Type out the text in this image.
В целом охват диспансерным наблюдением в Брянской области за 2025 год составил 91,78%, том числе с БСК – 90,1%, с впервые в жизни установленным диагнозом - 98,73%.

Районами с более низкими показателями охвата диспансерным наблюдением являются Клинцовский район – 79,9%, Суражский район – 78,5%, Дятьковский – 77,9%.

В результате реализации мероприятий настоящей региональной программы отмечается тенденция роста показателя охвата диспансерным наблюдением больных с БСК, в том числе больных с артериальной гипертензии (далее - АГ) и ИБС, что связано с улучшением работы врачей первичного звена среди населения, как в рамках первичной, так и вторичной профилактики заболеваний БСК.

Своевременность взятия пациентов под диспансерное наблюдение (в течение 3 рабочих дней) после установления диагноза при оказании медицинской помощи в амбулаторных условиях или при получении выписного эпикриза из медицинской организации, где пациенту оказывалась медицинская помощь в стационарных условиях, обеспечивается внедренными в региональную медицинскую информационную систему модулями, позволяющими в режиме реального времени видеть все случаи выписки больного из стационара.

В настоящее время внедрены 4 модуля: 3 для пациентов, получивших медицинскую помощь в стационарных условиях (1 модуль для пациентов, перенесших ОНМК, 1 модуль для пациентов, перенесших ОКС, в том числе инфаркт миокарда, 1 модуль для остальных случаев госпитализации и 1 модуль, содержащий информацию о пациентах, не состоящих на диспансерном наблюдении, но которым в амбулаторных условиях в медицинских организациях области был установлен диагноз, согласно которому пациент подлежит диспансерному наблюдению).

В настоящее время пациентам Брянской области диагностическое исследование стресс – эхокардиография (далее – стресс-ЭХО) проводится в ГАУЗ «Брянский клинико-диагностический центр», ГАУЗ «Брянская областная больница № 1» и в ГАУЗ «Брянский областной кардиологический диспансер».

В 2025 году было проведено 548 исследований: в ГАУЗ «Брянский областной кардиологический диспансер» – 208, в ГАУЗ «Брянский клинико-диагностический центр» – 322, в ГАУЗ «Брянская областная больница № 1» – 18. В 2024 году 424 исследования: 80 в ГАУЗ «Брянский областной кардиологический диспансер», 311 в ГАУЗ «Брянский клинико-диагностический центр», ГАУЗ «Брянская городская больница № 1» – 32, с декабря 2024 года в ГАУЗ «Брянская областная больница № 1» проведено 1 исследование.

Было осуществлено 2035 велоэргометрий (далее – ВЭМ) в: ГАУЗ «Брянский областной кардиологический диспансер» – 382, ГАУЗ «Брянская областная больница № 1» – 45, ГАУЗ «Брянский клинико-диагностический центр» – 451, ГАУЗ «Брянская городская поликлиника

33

------

The problem: Type out the entries again, word for word.

Task answer:
Type out the text in this image.
В целом охват диспансерным наблюдением в Брянской области за 2025 год составил 91,78%, том числе с БСК – 90,1%, с впервые в жизни установленным диагнозом - 98,73%.

Районами с более низкими показателями охвата диспансерным наблюдением являются Клинцовский район – 79,9%, Суражский район – 78,5%, Дятьковский – 77,9%.

В результате реализации мероприятий настоящей региональной программы отмечается тенденция роста показателя охвата диспансерным наблюдением больных с БСК, в том числе больных с артериальной гипертензии (далее - АГ) и ИБС, что связано с улучшением работы врачей первичного звена среди населения, как в рамках первичной, так и вторичной профилактики заболеваний БСК.

Своевременность взятия пациентов под диспансерное наблюдение (в течение 3 рабочих дней) после установления диагноза при оказании медицинской помощи в амбулаторных условиях или при получении выписного эпикриза из медицинской организации, где пациенту оказывалась медицинская помощь в стационарных условиях, обеспечивается внедренными в региональную медицинскую информационную систему модулями, позволяющими в режиме реального времени видеть все случаи выписки больного из стационара.

В настоящее время внедрены 4 модуля: 3 для пациентов, получивших медицинскую помощь в стационарных условиях (1 модуль для пациентов, перенесших ОНМК, 1 модуль для пациентов, перенесших ОКС, в том числе инфаркт миокарда, 1 модуль для остальных случаев госпитализации и 1 модуль, содержащий информацию о пациентах, не состоящих на диспансерном наблюдении, но которым в амбулаторных условиях в медицинских организациях области был установлен диагноз, согласно которому пациент подлежит диспансерному наблюдению).

В настоящее время пациентам Брянской области диагностическое исследование стресс – эхокардиография (далее – стресс-ЭХО) проводится в ГАУЗ «Брянский клинико-диагностический центр», ГАУЗ «Брянская областная больница № 1» и в ГАУЗ «Брянский областной кардиологический диспансер».

В 2025 году было проведено 548 исследований: в ГАУЗ «Брянский областной кардиологический диспансер» – 208, в ГАУЗ «Брянский клинико-диагностический центр» – 322, в ГАУЗ «Брянская областная больница № 1» – 18. В 2024 году 424 исследования: 80 в ГАУЗ «Брянский областной кардиологический диспансер», 311 в ГАУЗ «Брянский клинико-диагностический центр», ГАУЗ «Брянская городская больница № 1» – 32, с декабря 2024 года в ГАУЗ «Брянская областная больница № 1» проведено 1 исследование.

Было осуществлено 2035 велоэргометрий (далее – ВЭМ) в: ГАУЗ «Брянский областной кардиологический диспансер» – 382, ГАУЗ «Брянская областная больница № 1» – 45, ГАУЗ «Брянский клинико-диагностический центр» – 451, ГАУЗ «Брянская городская поликлиника

33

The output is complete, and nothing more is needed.